L‘antropomorfizzazione è la tendenza ad attribuire caratteristiche umane agli animali trattandoli come persone.

La mancanza di una cultura cinofila ha portato ad adottare comportamenti che costituiscono situazioni di stress per l’animale.

Questo atteggiamento ha portato negli ultimi decenni un cambiamento nel modo in cui gli individui vivono il rapporto con gli animali d’affezione, che vengono sempre di più considerati come “uno di famiglia”. Anche il legislatore ha recepito questa tendenza affermando, tra l’altro, cosa di non poco conto, che in linea di principio gli animali d’affezione possono accedere a qualunque luogo o esercizio pubblico, salvo che non venga segnalato il divieto con apposito cartello.

La sensibilità verso gli animali in ogni caso, che si voglia o no, corretta o sbagliata che sia, è mutata aprendo nuove possibilità di business anche per i gestori di centri fitness.

Come per tutte le opportunità che si presentano, anche nel nostro caso è fondamentale documentarsi, studiare e appassionarsi al mondo del cosiddetto Pet, in modo da proporre un prodotto innovativo e, se necessario, anche in controtendenza alla dilagante cultura dell’antropomorfizzazione.
=====
(Il problema) Copia parola per parola il brano del testo sull'antropomorfizzazione degli animali, cominciando da «L‘antropomorfizzazione è la» e arrivando fino a «stress per l’animale.».

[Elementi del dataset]
=====
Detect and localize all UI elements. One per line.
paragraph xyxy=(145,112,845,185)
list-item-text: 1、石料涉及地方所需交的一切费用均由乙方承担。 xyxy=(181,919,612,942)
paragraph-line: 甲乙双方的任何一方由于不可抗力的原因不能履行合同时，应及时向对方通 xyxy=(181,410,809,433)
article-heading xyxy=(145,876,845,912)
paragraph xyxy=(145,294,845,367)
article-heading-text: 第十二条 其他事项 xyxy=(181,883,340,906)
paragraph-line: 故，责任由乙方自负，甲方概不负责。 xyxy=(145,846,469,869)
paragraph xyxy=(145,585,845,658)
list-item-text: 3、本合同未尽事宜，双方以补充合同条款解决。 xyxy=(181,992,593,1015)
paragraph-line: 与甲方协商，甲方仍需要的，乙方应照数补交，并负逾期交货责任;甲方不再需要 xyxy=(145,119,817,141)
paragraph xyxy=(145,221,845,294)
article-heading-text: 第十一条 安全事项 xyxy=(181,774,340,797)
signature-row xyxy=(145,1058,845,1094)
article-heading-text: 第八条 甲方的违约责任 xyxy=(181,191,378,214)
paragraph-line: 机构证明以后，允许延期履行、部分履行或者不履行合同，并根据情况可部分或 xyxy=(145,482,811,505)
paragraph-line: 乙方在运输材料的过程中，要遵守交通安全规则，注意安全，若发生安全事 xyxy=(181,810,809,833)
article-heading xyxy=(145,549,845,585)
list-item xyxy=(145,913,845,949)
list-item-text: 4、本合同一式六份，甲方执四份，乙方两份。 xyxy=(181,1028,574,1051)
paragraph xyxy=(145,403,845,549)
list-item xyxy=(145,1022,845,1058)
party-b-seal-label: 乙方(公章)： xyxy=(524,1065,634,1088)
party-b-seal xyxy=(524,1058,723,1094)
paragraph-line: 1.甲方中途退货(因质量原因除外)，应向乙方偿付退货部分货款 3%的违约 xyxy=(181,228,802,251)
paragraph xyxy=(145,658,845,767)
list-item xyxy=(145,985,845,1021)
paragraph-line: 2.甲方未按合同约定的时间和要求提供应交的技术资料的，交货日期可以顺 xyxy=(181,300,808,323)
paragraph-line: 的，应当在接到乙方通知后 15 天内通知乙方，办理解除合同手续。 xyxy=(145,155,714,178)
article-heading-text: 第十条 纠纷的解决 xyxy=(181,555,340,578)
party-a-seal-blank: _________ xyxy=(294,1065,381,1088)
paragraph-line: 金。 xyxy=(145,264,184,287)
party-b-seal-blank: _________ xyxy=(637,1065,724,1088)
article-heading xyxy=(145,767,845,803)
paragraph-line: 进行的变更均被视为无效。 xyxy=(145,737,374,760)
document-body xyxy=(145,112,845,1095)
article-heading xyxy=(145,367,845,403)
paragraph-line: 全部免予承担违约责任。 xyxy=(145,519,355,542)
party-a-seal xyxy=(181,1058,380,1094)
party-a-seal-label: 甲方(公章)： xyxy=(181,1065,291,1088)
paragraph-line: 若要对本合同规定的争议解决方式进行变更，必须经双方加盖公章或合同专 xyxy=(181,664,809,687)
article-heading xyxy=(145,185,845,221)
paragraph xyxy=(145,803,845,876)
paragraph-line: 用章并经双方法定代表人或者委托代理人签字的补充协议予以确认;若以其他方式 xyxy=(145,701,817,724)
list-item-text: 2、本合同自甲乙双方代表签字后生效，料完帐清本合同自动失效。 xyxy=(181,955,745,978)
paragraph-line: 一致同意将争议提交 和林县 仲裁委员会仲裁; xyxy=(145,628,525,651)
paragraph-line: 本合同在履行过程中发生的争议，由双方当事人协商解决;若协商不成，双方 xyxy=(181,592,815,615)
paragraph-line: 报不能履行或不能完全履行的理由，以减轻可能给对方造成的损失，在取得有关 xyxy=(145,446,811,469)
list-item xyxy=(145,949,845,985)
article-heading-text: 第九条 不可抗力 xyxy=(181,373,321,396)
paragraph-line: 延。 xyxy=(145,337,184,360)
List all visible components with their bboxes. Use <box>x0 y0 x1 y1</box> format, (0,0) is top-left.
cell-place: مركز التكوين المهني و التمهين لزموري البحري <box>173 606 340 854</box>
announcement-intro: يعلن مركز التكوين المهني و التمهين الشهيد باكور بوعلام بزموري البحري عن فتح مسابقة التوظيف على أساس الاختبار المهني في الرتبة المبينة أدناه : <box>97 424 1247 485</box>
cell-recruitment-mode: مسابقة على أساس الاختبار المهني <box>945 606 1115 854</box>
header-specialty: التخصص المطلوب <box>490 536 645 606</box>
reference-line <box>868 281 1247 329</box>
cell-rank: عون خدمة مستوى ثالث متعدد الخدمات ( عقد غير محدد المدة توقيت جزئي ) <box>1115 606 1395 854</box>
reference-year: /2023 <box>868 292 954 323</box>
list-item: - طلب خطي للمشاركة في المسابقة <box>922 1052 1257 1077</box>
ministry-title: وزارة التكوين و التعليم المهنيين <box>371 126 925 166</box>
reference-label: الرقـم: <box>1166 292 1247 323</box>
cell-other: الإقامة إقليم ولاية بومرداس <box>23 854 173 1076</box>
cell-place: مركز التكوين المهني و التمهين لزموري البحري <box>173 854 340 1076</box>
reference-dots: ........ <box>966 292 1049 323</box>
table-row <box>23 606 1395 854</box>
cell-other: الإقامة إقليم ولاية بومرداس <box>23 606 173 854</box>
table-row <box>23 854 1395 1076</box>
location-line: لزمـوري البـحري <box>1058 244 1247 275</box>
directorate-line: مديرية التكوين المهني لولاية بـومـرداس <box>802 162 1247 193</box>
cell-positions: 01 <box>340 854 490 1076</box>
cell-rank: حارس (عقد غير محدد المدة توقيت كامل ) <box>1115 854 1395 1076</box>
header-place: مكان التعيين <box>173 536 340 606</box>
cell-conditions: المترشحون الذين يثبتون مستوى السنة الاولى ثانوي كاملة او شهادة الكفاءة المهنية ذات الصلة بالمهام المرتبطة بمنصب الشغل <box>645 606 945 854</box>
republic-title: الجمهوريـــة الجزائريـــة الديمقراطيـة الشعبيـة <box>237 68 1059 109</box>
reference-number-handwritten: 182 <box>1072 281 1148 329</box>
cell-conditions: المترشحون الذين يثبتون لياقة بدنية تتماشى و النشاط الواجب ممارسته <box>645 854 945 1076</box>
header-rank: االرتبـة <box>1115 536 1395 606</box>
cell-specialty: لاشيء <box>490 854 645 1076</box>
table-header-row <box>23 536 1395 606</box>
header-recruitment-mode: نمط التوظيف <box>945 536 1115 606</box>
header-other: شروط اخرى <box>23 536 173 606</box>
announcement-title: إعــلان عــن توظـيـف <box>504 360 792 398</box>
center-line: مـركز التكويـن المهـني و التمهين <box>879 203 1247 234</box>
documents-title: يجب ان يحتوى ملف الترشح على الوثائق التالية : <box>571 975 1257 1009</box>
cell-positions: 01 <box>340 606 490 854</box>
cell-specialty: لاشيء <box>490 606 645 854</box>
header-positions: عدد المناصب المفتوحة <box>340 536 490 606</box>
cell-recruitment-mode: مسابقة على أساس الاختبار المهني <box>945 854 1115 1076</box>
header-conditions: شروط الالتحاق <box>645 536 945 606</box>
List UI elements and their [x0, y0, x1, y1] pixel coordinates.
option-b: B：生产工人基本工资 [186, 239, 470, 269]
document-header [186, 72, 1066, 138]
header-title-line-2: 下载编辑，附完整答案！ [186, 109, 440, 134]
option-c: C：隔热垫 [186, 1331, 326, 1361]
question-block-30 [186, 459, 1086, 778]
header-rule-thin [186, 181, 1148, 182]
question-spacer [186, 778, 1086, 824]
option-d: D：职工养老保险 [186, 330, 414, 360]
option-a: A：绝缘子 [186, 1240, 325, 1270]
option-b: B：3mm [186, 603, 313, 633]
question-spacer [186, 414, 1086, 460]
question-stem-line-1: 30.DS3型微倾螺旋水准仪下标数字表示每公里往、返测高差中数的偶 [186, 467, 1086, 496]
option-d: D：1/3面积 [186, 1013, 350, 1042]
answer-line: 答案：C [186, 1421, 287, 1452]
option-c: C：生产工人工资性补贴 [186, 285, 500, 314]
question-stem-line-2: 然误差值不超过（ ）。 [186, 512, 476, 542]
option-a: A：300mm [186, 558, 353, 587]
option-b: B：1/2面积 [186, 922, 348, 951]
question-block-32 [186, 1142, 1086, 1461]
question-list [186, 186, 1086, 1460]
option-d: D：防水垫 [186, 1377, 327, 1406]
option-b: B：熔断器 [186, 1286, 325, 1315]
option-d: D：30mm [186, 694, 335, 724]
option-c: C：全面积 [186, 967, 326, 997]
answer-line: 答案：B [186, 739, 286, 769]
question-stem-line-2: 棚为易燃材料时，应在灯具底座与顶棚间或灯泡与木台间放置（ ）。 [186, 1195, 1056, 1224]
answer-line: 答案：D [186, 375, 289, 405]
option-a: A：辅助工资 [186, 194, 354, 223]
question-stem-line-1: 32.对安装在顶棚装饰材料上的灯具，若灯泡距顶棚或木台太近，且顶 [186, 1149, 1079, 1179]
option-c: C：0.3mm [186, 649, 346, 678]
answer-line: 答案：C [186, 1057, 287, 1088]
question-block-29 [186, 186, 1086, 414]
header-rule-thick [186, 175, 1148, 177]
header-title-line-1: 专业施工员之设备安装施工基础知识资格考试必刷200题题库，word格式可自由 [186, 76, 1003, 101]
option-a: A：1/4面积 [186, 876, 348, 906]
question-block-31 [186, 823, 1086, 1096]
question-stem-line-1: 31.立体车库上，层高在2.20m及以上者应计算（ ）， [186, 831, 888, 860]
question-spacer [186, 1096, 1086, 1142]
=====
(Risultato dell'esercizio)
L‘antropomorfizzazione è la tendenza ad attribuire caratteristiche umane agli animali trattandoli come persone.

La mancanza di una cultura cinofila ha portato ad adottare comportamenti che costituiscono situazioni di stress per l’animale.